- Instrução 1
Com base no texto sobre Guterres na ONU, responda:
(a) Em que línguas se exprimiu Guterres na apresentação do seu programa?
(b) Quantas vezes foi inquirido sobre a reforma do Conselho de Segurança?
(c) Quem insistiu no tema quase no final da sessão?
- Instrução 2
Transcreva como lista JSON de strings, uma por linha e sem linhas em branco, tudo nos registos desde a linha que contém "x-tick-label: June 2017: [503, 408, 537, 450]" até à linha que contém "legend-label: Forecast data: [164, 59, 244, 75]", ambas incluídas.

- Secção do documento
● ● ● ● ● ● ●

Perante uma sala cheia, onde estava representada quase a totalidade dos países com assento na ONU, Guterres começou por fazer uma apresentação breve do seu programa eleitoral e fê-lo sem ter qualquer nota, qualquer papel à frente. E nessa intervenção passou do inglês ao francês e ao espanhol com uma fluência e à-vontade pouco comuns.
Para quem conhece a capacidade comunicativa e a facilidade discursiva de Guterres isto não terá sido surpresa, mas num fórum mundial como a ONU a imagem deixada pelo candidato português esteve ao mais alto nível. Não teve uma única hesitação, um embaraço, um abrandamento de ritmo, um deslize no debate de todos os temas que lhe foram colocados.
Respondeu sem rodeios a todas as perguntas, excepto a uma. Quatro vezes foi inquirido sobre o que pensava da chamada reforma do Conselho de Segurança (CS), expressão que remete para o alargamento do número de países-membros permanentes, que hoje são apenas cinco.
Como as perguntas iam surgindo agrupadas em três ou quatro intervenções de cada vez, Guterres evitou sempre referir-se ao assunto. Até que quase no final da sessão, o embaixador sul-africano insistiu no tema e o candidato não lhe pôde fugir.

● ● ● ● ● ● ●

Anotações de regiões de imagem
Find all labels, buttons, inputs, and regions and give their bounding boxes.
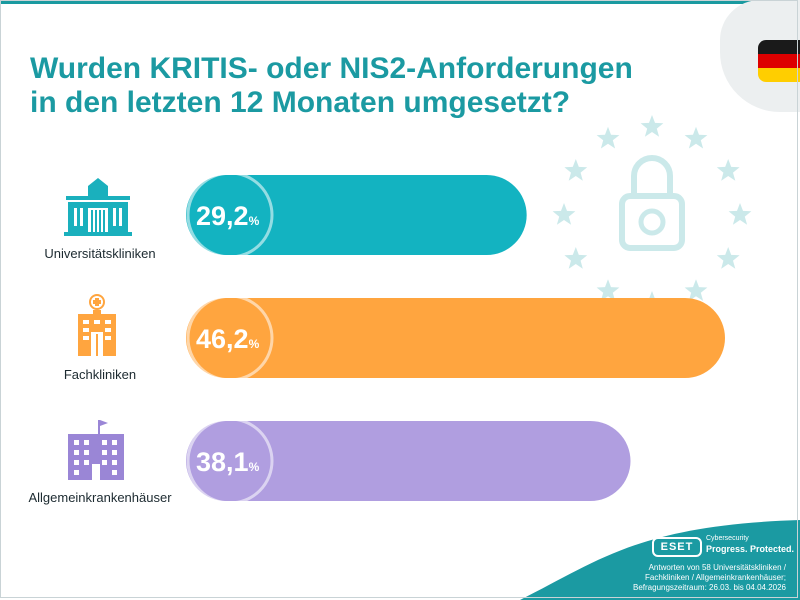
source-line-3: Befragungszeitraum: 26.03. bis 04.04.202… [633,583,786,592]
category-label-1: Universitätskliniken [44,246,156,261]
category-label-2: Fachkliniken [63,367,137,382]
chart-title: Wurden KRITIS- oder NIS2-Anforderungen i… [30,52,650,120]
eu-star-3 [716,159,740,181]
chart-title-line-2: in den letzten 12 Monaten umgesetzt? [30,86,571,119]
value-label-unit-1: % [249,214,260,228]
category-label-3: Allgemeinkrankenhäuser [28,490,172,505]
source-note: Antworten von 58 Universitätskliniken / … [576,563,786,593]
university-building-icon [64,178,132,236]
bar-value-ring-3 [186,417,274,505]
eu-star-4 [728,203,752,225]
bar-3 [186,421,631,501]
value-labels-group: 29,2%46,2%38,1% [196,201,260,477]
bar-value-ring-2 [186,294,274,382]
eu-stars-padlock-icon [552,115,752,313]
flag-stripe-black [758,40,800,54]
padlock-body [619,193,685,251]
value-label-3: 38,1% [196,447,260,477]
chart-title-line-1: Wurden KRITIS- oder NIS2-Anforderungen [30,52,633,85]
eu-star-9 [564,247,588,269]
bar-value-ring-1 [186,171,274,259]
eu-star-1 [640,115,664,137]
bar-2 [186,298,725,378]
footer-wave [520,520,800,600]
bars-group [186,171,725,505]
eu-star-2 [684,126,708,149]
eu-star-8 [596,279,620,301]
hospital-building-icon [68,420,124,480]
tagline-top: Cybersecurity [706,535,749,542]
german-flag-icon [758,40,800,82]
eu-star-6 [684,279,708,301]
bar-1 [186,175,527,255]
value-label-2: 46,2% [196,324,260,354]
flag-stripe-gold [758,68,800,82]
value-label-number-2: 46,2 [196,324,249,354]
tagline-main: Progress. Protected. [706,544,795,554]
eset-logo: ESET [652,537,702,557]
eu-star-5 [716,247,740,269]
eset-tagline: Cybersecurity Progress. Protected. [706,533,794,555]
flag-stripe-red [758,54,800,68]
value-label-unit-2: % [249,337,260,351]
eu-star-10 [552,203,576,225]
value-label-1: 29,2% [196,201,260,231]
padlock-shackle [631,155,673,196]
eu-star-12 [596,126,620,149]
top-accent-line [0,0,800,4]
value-label-number-3: 38,1 [196,447,249,477]
source-line-2: Fachkliniken / Allgemeinkrankenhäuser; [645,573,786,582]
eu-star-11 [564,159,588,181]
padlock-keyhole [638,208,666,236]
value-label-number-1: 29,2 [196,201,249,231]
source-line-1: Antworten von 58 Universitätskliniken / [648,563,786,572]
clinic-building-icon [78,294,116,356]
value-label-unit-3: % [249,460,260,474]
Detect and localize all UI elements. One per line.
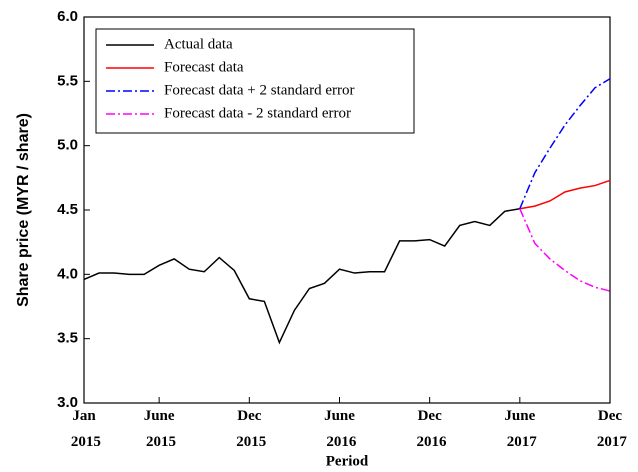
x-tick-label: June 2017: [503, 408, 537, 450]
data-line: [519, 208, 611, 292]
x-tick-label: Dec 2015: [232, 408, 266, 450]
x-axis-label: Period: [326, 453, 369, 469]
y-tick-label: 4.0: [57, 265, 78, 282]
x-tick-label: Jan 2015: [67, 408, 101, 450]
legend-label: Forecast data - 2 standard error: [164, 105, 351, 121]
data-line: [83, 207, 520, 345]
data-line: [519, 78, 611, 210]
y-tick-label: 5.5: [57, 72, 78, 89]
legend-label: Forecast data: [164, 59, 244, 75]
legend-label: Forecast data + 2 standard error: [164, 82, 354, 98]
y-tick-label: 3.0: [57, 394, 78, 411]
legend-label: Actual data: [164, 36, 233, 52]
y-tick-label: 6.0: [57, 8, 78, 25]
y-axis-label: Share price (MYR / share): [15, 113, 32, 307]
x-tick-label: June 2015: [142, 408, 176, 450]
x-tick-label: Dec 2017: [593, 408, 627, 450]
y-tick-label: 5.0: [57, 137, 78, 154]
y-tick-label: 4.5: [57, 201, 78, 218]
x-tick-label: June 2016: [323, 408, 357, 450]
x-tick-label: Dec 2016: [413, 408, 447, 450]
legend-box: [95, 28, 415, 134]
y-tick-label: 3.5: [57, 330, 78, 347]
data-line: [519, 179, 611, 210]
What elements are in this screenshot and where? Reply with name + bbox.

● ● ● ● ● ● ●

- Resposta ao exercício 1
(a) Em inglês, francês e espanhol.
(b) Quatro vezes.
(c) O embaixador sul-africano.

- Resposta ao exercício 2
[
  "x-tick-label: June 2017: [503, 408, 537, 450]",
  "data-line: [519, 208, 611, 292]",
  "x-tick-label: Dec 2015: [232, 408, 266, 450]",
  "x-axis-label: Period: [326, 453, 369, 469]",
  "y-tick-label: 4.0: [57, 265, 78, 282]",
  "x-tick-label: Jan 2015: [67, 408, 101, 450]",
  "legend-label: Forecast data - 2 standard error: [164, 105, 351, 121]",
  "data-line: [83, 207, 520, 345]",
  "data-line: [519, 78, 611, 210]",
  "y-tick-label: 5.5: [57, 72, 78, 89]",
  "legend-label: Forecast data: [164, 59, 244, 75]"
]